▶ _WHAT YOU SHOULD DO_:
Copy the lines below verbatim, but only from the line containing "Parse this chart: output" through the end of the data.

▶ _DATA FOR THIS TASK_:
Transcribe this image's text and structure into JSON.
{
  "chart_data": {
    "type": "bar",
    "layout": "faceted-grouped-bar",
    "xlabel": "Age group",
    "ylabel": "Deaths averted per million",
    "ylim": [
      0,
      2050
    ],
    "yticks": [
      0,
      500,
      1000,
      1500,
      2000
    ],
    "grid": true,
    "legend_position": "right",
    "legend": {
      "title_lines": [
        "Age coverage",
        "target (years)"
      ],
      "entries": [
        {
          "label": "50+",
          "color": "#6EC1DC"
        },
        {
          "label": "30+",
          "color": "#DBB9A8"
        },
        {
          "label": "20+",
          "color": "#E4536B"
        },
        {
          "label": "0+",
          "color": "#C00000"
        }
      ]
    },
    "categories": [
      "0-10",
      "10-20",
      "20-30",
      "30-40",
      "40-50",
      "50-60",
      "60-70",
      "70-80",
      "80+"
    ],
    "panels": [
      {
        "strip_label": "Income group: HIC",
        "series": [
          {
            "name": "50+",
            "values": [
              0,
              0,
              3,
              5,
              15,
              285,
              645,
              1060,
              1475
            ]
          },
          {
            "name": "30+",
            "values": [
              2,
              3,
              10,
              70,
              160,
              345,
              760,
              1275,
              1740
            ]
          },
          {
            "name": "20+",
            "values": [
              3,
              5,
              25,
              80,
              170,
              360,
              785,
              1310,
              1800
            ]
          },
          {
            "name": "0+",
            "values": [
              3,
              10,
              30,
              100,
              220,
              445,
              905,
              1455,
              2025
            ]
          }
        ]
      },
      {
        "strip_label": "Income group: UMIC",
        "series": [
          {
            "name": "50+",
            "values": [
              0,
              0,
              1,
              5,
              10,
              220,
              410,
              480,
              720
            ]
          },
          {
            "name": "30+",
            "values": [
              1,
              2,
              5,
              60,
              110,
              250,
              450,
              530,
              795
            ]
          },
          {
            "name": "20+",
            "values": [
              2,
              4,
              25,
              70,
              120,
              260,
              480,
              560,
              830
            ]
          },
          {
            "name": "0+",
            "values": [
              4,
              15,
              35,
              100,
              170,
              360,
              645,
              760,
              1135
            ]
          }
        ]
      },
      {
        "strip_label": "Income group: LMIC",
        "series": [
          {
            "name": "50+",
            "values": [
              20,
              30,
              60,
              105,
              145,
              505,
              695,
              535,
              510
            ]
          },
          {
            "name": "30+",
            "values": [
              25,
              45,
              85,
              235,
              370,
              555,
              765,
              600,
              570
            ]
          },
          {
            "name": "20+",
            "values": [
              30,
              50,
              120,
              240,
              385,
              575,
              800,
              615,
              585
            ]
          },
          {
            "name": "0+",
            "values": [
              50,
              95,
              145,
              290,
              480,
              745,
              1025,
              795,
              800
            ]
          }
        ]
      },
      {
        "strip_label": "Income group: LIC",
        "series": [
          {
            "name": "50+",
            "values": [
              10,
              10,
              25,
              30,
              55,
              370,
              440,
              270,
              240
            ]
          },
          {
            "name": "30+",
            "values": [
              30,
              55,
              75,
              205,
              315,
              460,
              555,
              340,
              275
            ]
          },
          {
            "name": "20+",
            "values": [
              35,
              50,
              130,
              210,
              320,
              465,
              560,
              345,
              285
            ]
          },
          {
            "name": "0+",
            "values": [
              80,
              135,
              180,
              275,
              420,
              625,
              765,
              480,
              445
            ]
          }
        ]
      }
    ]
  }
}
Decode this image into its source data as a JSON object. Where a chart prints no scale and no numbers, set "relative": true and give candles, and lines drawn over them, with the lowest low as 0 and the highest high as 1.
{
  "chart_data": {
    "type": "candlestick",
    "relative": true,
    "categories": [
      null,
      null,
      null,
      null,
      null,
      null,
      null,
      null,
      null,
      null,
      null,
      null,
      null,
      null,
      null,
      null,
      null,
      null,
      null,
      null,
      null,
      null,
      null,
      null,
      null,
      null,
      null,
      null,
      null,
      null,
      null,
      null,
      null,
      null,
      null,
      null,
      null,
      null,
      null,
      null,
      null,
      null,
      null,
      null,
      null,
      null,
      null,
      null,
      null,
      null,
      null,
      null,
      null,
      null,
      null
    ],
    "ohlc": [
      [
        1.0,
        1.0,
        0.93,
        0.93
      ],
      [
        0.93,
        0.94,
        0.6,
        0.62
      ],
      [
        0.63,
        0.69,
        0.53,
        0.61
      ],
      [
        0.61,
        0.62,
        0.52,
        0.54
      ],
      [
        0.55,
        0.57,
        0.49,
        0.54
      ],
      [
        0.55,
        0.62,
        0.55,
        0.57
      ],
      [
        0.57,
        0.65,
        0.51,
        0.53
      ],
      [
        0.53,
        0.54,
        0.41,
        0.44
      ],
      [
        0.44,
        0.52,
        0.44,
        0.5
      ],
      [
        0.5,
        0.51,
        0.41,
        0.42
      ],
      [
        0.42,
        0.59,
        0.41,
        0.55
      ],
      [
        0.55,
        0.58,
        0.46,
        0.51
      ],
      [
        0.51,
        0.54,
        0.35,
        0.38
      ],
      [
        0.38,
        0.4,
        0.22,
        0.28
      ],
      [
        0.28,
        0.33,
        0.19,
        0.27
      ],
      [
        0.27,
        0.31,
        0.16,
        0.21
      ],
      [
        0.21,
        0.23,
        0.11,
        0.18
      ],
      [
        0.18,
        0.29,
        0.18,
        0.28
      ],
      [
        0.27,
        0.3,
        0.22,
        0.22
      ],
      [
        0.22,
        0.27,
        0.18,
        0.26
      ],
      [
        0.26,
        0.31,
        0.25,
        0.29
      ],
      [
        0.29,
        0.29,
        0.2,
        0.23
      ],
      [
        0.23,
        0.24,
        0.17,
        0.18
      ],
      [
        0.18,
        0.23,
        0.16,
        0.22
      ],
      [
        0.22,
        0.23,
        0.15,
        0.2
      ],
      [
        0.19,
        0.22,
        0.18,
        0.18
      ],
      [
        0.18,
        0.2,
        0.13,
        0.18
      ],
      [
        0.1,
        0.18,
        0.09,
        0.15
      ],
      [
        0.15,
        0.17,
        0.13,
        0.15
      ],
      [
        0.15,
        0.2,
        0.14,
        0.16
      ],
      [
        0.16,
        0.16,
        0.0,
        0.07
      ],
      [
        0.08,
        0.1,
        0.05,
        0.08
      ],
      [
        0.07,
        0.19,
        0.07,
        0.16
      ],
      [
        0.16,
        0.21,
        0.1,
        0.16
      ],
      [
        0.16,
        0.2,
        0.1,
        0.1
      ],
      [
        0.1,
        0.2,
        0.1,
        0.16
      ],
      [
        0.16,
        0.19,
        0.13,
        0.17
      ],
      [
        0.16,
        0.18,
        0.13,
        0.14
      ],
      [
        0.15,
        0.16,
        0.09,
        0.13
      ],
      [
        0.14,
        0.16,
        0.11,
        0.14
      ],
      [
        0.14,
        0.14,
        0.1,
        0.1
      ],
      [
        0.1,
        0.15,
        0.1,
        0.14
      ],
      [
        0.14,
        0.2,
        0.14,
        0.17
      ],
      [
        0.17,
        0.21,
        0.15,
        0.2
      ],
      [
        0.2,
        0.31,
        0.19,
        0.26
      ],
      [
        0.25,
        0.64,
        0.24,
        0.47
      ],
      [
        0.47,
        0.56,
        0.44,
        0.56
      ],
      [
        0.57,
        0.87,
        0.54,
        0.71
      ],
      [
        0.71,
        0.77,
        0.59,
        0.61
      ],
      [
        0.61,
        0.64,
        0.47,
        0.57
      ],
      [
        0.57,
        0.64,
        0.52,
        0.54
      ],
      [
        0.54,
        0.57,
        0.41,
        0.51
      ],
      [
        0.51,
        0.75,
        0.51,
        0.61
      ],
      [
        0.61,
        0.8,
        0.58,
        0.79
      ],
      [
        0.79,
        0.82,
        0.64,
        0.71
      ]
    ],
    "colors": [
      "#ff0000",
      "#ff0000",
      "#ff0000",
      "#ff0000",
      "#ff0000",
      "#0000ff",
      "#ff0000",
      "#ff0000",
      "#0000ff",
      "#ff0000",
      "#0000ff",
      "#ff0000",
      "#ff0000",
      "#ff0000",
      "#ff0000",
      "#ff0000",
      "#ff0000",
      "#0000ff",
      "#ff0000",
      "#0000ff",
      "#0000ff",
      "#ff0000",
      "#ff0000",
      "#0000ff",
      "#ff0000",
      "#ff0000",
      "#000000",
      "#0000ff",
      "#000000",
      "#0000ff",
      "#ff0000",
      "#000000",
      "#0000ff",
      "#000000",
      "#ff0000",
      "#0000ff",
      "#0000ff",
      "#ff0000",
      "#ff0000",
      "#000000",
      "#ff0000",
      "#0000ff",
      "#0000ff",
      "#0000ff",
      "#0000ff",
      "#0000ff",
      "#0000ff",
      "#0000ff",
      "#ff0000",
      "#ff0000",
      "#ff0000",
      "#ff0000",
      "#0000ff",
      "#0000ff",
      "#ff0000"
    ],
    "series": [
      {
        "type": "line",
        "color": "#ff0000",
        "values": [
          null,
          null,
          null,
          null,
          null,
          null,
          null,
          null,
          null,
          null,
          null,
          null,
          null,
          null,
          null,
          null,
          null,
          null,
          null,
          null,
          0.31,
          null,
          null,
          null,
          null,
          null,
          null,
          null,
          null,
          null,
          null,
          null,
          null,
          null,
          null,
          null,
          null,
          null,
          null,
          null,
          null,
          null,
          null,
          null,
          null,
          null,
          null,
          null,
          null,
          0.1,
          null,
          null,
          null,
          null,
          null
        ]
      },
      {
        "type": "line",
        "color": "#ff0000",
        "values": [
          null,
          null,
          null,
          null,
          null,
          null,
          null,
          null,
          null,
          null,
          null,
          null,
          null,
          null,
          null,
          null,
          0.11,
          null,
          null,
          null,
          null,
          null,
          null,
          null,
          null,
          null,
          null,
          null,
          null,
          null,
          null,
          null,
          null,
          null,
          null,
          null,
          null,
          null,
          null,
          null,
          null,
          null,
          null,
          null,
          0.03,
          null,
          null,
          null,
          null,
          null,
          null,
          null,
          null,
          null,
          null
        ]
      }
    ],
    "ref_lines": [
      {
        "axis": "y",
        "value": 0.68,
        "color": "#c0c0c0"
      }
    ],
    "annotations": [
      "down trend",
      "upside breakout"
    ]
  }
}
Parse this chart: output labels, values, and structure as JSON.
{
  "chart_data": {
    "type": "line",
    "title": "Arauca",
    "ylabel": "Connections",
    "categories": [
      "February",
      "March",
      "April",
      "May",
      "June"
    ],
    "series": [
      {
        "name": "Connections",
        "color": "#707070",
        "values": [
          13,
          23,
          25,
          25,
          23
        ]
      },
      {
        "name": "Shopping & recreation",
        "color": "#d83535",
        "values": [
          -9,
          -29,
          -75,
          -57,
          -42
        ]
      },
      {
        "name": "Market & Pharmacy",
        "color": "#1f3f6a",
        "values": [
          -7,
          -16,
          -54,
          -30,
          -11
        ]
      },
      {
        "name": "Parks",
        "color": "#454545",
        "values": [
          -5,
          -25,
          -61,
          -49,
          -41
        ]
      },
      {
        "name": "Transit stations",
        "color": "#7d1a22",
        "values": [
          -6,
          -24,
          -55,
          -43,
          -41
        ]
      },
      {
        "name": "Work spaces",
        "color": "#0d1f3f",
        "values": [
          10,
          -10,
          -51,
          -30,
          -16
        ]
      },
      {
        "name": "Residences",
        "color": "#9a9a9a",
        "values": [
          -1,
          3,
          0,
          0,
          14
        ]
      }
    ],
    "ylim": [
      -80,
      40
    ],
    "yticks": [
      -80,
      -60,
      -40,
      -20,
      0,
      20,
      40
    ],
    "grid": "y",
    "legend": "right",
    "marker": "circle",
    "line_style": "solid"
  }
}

▶ _OUTPUT OF THE EXERCISE_:
Parse this chart: output labels, values, and structure as JSON.
{
  "chart_data": {
    "type": "line",
    "title": "Arauca",
    "ylabel": "Connections",
    "categories": [
      "February",
      "March",
      "April",
      "May",
      "June"
    ],
    "series": [
      {
        "name": "Connections",
        "color": "#707070",
        "values": [
          13,
          23,
          25,
          25,
          23
        ]
      },
      {
        "name": "Shopping & recreation",
        "color": "#d83535",
        "values": [
          -9,
          -29,
          -75,
          -57,
          -42
        ]
      },
      {
        "name": "Market & Pharmacy",
        "color": "#1f3f6a",
        "values": [
          -7,
          -16,
          -54,
          -30,
          -11
        ]
      },
      {
        "name": "Parks",
        "color": "#454545",
        "values": [
          -5,
          -25,
          -61,
          -49,
          -41
        ]
      },
      {
        "name": "Transit stations",
        "color": "#7d1a22",
        "values": [
          -6,
          -24,
          -55,
          -43,
          -41
        ]
      },
      {
        "name": "Work spaces",
        "color": "#0d1f3f",
        "values": [
          10,
          -10,
          -51,
          -30,
          -16
        ]
      },
      {
        "name": "Residences",
        "color": "#9a9a9a",
        "values": [
          -1,
          3,
          0,
          0,
          14
        ]
      }
    ],
    "ylim": [
      -80,
      40
    ],
    "yticks": [
      -80,
      -60,
      -40,
      -20,
      0,
      20,
      40
    ],
    "grid": "y",
    "legend": "right",
    "marker": "circle",
    "line_style": "solid"
  }
}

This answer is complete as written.